**TASK DESCRIPTION:** Only a number is wanted: how many lines of the entries include the string "this"?

[Data tied to figure images]
◆ ◆ ◆ ◆ ◆ ◆ ◆

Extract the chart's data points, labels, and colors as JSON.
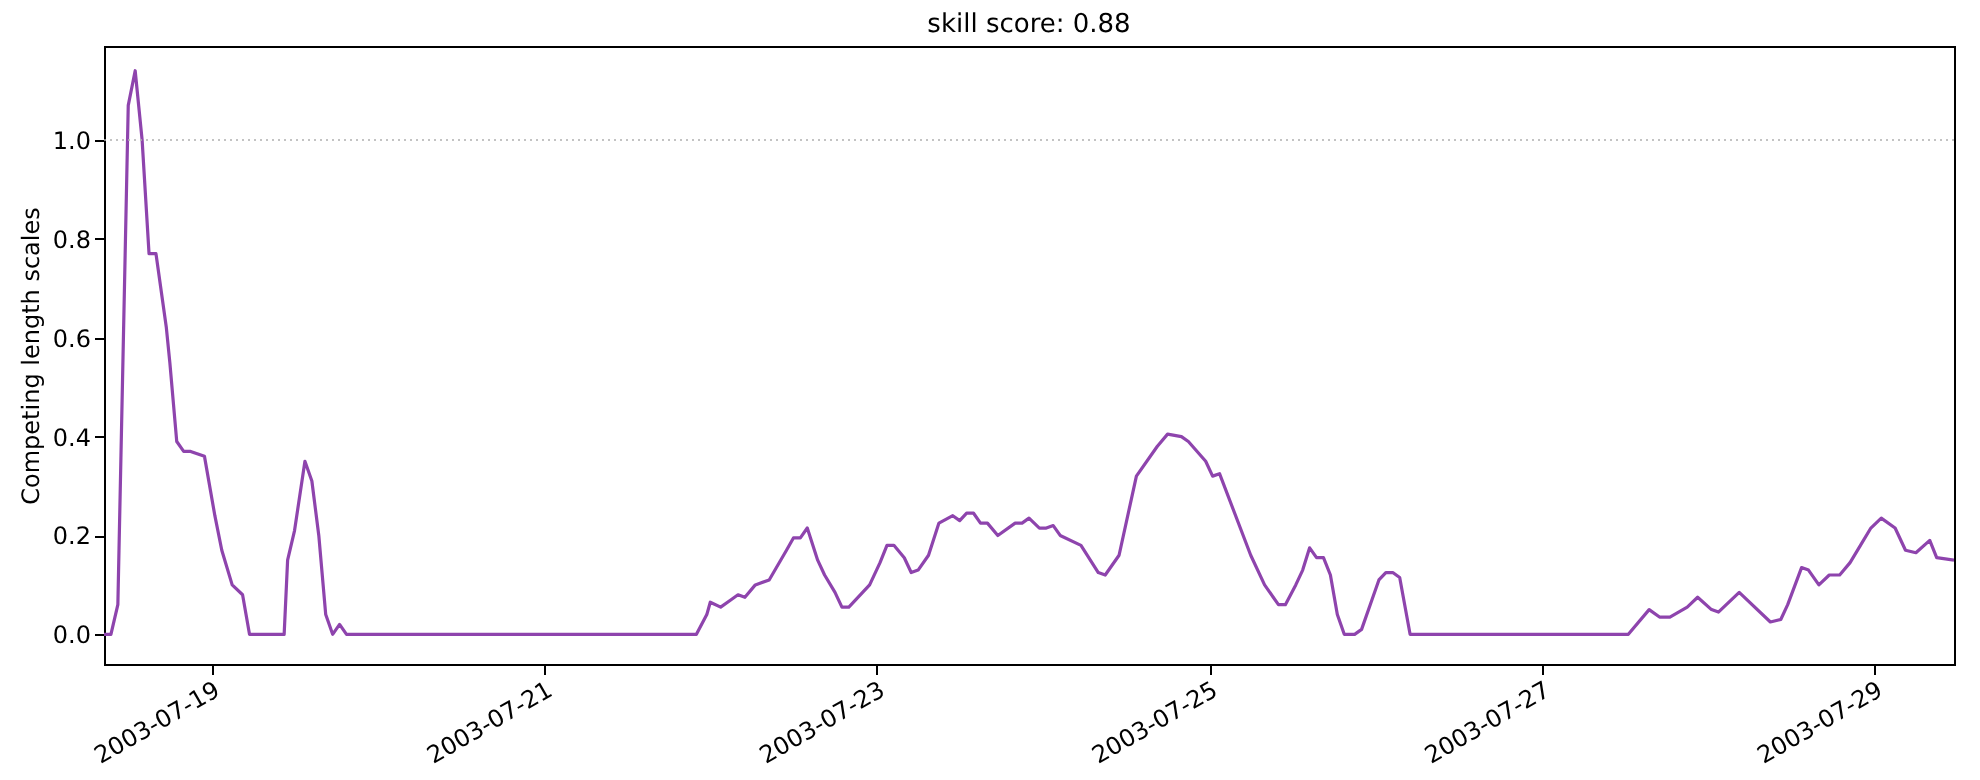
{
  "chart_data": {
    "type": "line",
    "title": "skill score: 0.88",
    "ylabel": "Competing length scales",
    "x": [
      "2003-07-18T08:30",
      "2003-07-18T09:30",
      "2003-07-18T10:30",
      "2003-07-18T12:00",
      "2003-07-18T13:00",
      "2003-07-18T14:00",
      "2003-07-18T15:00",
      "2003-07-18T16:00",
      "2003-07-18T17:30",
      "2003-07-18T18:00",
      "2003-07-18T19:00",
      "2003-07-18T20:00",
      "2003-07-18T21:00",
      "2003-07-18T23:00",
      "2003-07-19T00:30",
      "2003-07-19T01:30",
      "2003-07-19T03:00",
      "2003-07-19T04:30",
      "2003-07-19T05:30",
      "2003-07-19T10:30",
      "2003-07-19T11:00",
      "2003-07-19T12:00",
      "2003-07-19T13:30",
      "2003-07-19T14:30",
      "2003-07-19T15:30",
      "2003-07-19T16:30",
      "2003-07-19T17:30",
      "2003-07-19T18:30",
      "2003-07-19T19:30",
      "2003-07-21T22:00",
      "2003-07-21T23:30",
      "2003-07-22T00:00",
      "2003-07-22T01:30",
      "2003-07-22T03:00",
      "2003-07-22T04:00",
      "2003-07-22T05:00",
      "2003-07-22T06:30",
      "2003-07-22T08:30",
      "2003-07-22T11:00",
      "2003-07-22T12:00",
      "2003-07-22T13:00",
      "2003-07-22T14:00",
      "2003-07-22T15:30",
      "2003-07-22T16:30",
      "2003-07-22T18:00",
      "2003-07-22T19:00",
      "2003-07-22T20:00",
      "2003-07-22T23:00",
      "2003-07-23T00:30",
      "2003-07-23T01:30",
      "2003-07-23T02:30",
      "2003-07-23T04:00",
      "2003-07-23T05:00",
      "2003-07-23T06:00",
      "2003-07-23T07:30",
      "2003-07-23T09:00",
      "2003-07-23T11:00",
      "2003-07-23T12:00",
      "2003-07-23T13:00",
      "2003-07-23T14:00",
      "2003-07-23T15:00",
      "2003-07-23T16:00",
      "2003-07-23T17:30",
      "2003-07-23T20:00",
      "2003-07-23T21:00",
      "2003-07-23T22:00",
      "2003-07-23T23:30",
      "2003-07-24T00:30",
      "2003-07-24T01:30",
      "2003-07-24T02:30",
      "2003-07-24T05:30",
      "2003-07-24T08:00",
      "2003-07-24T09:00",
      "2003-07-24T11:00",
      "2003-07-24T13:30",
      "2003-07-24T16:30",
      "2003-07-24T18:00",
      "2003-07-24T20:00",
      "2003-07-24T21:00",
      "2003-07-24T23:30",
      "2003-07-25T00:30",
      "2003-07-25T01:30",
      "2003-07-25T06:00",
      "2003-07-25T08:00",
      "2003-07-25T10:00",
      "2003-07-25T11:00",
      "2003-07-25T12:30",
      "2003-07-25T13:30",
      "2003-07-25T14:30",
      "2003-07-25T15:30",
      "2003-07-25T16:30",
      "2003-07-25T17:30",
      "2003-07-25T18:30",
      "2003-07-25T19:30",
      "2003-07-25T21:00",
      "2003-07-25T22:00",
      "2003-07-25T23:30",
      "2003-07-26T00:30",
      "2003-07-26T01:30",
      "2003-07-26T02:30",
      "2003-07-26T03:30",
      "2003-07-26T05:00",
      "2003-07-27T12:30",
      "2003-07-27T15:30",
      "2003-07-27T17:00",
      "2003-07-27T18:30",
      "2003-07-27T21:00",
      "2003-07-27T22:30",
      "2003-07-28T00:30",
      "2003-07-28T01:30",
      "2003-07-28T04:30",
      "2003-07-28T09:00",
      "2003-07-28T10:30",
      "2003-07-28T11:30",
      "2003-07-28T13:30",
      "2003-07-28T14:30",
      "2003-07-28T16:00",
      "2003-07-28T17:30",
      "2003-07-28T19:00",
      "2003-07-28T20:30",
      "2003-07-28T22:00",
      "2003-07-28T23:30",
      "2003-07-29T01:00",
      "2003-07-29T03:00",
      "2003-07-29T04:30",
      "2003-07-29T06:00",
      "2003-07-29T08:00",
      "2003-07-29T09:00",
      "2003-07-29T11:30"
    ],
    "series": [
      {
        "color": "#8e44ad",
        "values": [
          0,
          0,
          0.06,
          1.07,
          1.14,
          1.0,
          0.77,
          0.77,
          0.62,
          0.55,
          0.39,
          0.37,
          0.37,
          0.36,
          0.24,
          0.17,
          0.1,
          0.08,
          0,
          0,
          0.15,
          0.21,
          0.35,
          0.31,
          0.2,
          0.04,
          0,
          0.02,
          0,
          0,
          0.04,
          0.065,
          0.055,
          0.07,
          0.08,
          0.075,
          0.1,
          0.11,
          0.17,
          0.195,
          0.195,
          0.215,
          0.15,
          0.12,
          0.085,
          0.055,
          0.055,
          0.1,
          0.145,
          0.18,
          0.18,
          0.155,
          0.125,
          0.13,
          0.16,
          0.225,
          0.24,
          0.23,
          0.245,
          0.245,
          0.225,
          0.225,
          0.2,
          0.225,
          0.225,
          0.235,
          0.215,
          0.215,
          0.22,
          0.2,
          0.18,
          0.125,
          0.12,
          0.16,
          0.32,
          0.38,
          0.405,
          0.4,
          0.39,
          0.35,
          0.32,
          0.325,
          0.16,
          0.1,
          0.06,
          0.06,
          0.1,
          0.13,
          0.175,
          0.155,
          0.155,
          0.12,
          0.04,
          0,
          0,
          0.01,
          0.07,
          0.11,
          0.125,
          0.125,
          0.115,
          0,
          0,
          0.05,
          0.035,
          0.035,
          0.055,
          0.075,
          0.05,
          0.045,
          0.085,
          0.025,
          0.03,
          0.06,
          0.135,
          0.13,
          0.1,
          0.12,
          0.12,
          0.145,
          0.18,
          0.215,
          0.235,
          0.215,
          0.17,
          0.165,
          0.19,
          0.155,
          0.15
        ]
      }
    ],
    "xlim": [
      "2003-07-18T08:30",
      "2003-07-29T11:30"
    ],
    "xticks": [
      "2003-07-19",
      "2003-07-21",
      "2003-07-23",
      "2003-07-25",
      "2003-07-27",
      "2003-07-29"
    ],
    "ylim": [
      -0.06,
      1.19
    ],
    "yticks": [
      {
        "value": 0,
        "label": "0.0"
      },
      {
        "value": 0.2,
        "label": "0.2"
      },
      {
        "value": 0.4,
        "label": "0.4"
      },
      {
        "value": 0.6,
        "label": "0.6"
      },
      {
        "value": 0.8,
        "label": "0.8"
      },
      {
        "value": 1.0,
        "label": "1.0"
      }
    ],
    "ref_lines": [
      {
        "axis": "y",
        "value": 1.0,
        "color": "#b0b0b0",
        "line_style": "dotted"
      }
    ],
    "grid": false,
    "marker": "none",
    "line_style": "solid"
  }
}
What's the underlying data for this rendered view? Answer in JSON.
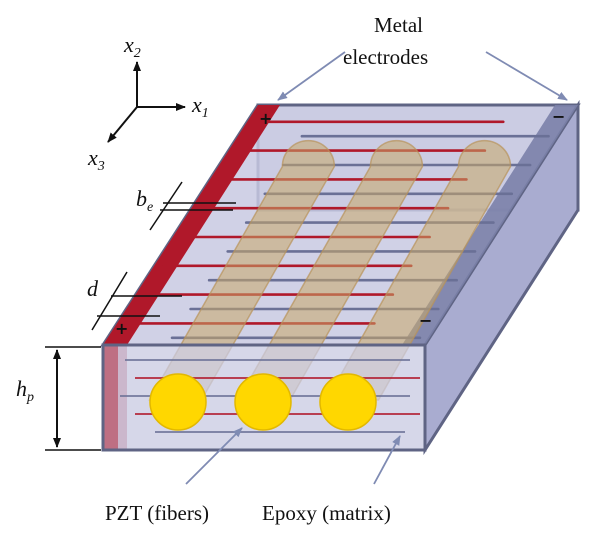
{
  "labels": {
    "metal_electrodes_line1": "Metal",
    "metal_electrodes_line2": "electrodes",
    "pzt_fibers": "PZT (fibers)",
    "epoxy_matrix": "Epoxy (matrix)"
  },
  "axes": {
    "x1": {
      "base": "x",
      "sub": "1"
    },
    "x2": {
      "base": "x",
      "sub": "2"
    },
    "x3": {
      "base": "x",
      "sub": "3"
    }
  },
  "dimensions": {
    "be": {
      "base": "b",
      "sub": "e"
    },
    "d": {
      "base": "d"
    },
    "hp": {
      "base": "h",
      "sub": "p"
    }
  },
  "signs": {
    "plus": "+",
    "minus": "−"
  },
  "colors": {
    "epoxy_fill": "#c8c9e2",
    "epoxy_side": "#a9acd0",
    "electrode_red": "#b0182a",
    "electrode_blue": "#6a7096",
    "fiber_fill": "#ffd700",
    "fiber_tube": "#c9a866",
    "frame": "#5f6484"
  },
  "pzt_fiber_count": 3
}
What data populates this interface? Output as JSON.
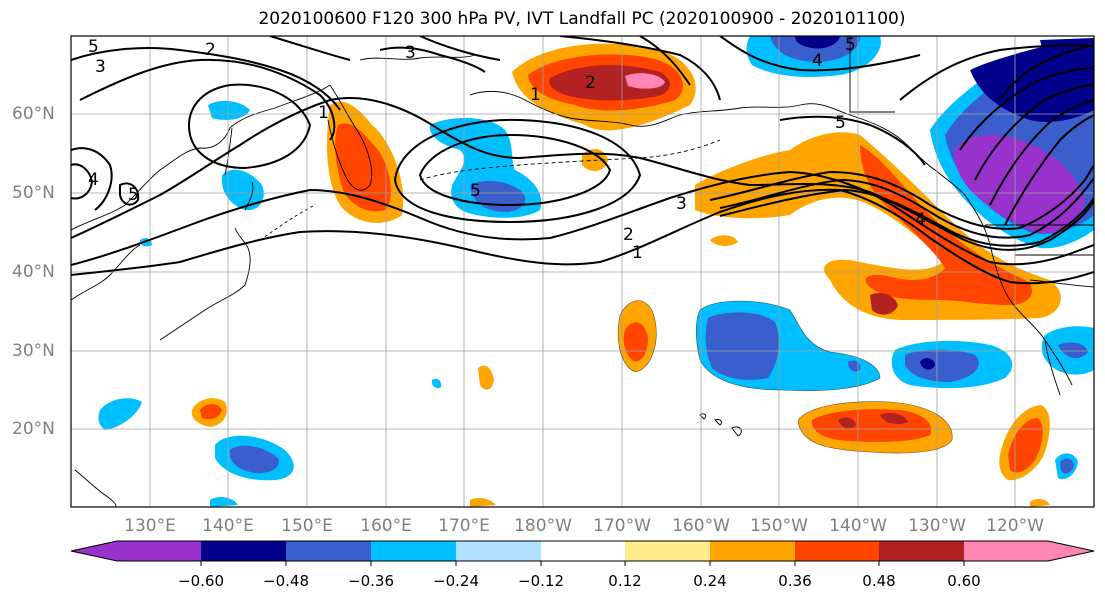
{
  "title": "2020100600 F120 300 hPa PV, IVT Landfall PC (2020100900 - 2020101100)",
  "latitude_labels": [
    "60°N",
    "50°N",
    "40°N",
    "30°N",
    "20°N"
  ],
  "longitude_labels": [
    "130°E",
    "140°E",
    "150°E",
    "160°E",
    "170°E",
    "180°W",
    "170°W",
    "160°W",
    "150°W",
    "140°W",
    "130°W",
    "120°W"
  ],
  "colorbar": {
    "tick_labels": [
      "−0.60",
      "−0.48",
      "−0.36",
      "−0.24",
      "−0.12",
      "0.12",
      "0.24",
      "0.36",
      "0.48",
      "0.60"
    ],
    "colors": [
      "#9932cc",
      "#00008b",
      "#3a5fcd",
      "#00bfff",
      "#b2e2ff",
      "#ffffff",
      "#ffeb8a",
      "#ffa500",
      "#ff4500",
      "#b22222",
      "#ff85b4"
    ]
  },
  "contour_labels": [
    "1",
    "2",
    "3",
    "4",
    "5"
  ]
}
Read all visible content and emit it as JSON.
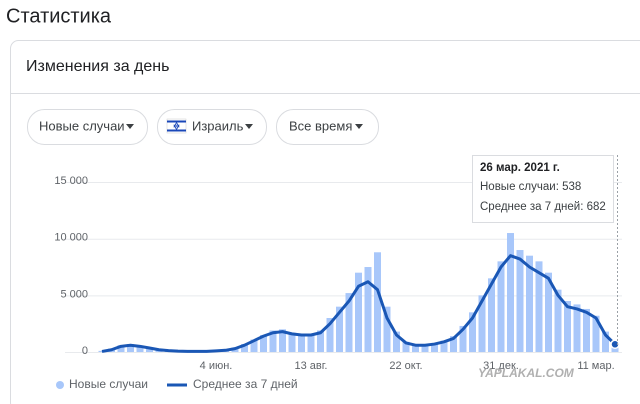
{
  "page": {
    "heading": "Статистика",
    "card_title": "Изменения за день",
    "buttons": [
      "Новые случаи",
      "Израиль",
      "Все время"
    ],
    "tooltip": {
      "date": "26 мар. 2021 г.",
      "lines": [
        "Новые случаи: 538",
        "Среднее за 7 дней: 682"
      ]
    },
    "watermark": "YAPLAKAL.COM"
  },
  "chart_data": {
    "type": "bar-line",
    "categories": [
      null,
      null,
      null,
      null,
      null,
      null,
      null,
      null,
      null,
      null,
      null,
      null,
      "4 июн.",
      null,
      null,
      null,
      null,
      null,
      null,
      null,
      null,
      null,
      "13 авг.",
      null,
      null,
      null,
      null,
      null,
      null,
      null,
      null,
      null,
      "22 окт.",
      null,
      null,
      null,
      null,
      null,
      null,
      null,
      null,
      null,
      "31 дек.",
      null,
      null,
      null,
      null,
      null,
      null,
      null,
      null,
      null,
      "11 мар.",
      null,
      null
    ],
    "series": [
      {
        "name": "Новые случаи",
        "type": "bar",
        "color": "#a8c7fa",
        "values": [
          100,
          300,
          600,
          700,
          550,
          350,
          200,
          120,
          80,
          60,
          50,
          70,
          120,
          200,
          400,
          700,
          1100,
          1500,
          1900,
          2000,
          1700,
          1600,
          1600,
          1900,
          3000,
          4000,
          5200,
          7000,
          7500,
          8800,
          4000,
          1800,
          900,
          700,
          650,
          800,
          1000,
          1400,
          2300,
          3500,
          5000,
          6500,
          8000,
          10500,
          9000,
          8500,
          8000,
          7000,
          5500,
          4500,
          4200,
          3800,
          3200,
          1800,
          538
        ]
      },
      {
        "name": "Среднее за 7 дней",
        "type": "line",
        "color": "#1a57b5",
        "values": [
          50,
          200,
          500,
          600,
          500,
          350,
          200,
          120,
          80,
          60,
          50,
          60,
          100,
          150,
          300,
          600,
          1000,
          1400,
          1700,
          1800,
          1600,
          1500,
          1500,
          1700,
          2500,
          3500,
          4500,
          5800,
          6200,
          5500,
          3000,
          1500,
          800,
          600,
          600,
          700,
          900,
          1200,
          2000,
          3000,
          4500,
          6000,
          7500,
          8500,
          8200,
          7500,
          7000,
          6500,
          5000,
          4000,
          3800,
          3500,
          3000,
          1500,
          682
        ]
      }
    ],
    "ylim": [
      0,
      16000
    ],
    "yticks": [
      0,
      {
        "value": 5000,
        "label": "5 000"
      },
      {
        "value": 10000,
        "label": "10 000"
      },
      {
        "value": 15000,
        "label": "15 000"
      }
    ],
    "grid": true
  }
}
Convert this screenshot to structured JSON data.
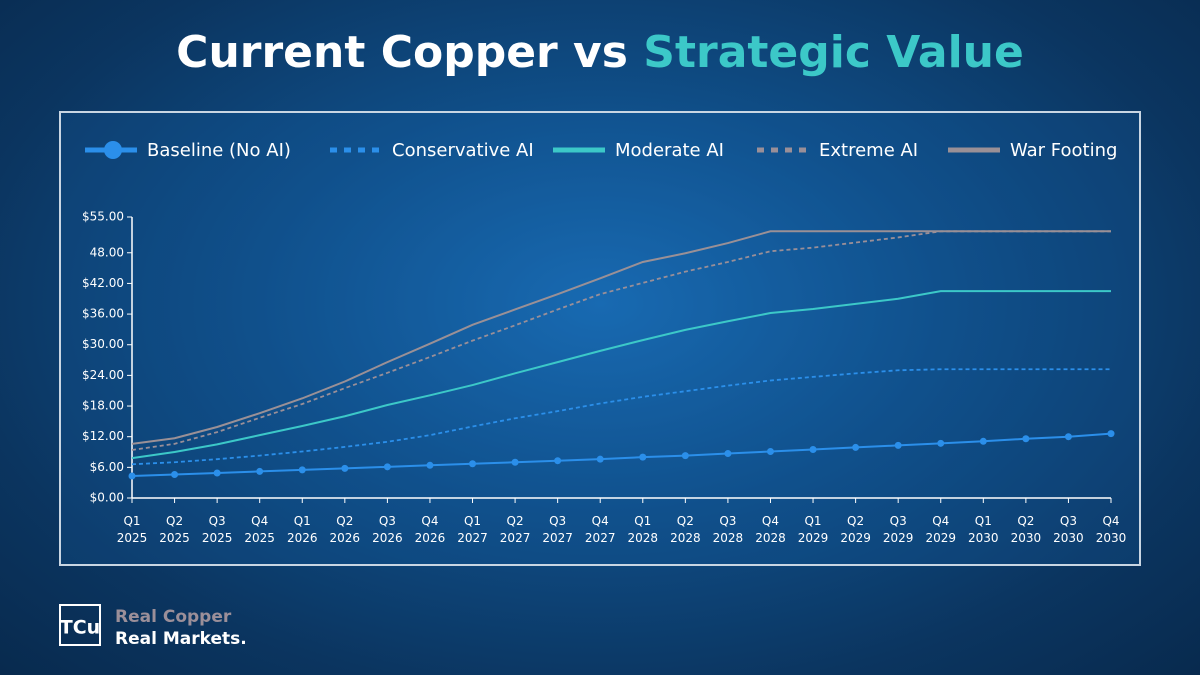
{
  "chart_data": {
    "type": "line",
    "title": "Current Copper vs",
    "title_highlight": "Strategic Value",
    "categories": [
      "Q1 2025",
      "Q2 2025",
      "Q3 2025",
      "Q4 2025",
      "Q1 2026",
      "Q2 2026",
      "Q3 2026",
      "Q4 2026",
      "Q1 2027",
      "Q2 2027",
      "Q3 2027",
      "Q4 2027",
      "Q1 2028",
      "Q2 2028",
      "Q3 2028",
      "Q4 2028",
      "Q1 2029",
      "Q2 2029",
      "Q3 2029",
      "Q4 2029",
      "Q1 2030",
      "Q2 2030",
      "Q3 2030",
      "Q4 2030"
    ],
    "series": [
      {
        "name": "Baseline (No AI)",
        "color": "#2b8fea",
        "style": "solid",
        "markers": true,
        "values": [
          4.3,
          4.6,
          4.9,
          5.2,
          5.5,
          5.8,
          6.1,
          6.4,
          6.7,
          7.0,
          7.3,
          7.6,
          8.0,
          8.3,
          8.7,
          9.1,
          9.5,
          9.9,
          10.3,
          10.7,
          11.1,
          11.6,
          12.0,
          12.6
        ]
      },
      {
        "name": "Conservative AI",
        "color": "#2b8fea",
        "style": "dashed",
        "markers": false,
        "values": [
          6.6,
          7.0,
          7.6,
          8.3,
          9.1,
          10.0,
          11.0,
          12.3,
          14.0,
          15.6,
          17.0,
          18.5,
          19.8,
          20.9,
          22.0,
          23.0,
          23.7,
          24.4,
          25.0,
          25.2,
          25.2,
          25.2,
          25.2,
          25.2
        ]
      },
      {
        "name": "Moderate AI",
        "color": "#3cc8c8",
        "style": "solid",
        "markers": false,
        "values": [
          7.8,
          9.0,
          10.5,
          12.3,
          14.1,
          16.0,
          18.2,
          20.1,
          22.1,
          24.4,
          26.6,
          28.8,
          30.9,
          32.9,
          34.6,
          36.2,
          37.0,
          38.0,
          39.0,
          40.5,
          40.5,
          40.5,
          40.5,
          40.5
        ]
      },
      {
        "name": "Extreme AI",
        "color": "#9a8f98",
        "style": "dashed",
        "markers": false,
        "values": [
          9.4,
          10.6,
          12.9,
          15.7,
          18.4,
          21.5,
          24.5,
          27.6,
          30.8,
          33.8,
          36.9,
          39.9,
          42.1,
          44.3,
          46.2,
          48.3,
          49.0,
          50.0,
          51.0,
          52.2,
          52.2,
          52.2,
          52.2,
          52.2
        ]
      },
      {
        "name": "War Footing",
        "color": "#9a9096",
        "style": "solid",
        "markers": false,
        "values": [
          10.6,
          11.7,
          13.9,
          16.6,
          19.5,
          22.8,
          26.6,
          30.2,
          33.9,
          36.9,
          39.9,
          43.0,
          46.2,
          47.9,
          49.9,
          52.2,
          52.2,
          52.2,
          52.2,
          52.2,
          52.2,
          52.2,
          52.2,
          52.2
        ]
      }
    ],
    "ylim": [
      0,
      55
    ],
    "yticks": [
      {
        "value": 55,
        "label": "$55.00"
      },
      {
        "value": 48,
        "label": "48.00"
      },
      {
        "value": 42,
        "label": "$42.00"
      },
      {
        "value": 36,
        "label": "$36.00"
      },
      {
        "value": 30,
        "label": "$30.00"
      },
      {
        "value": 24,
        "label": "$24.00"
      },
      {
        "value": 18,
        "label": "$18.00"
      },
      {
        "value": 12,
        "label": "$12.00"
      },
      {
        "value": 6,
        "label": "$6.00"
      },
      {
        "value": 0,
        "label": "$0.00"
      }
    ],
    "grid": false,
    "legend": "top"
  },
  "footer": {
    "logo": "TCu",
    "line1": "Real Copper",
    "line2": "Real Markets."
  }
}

◆ ◆ ◆ ◆ ◆ ◆ ◆

**EXERCISE SOLUTION:** 3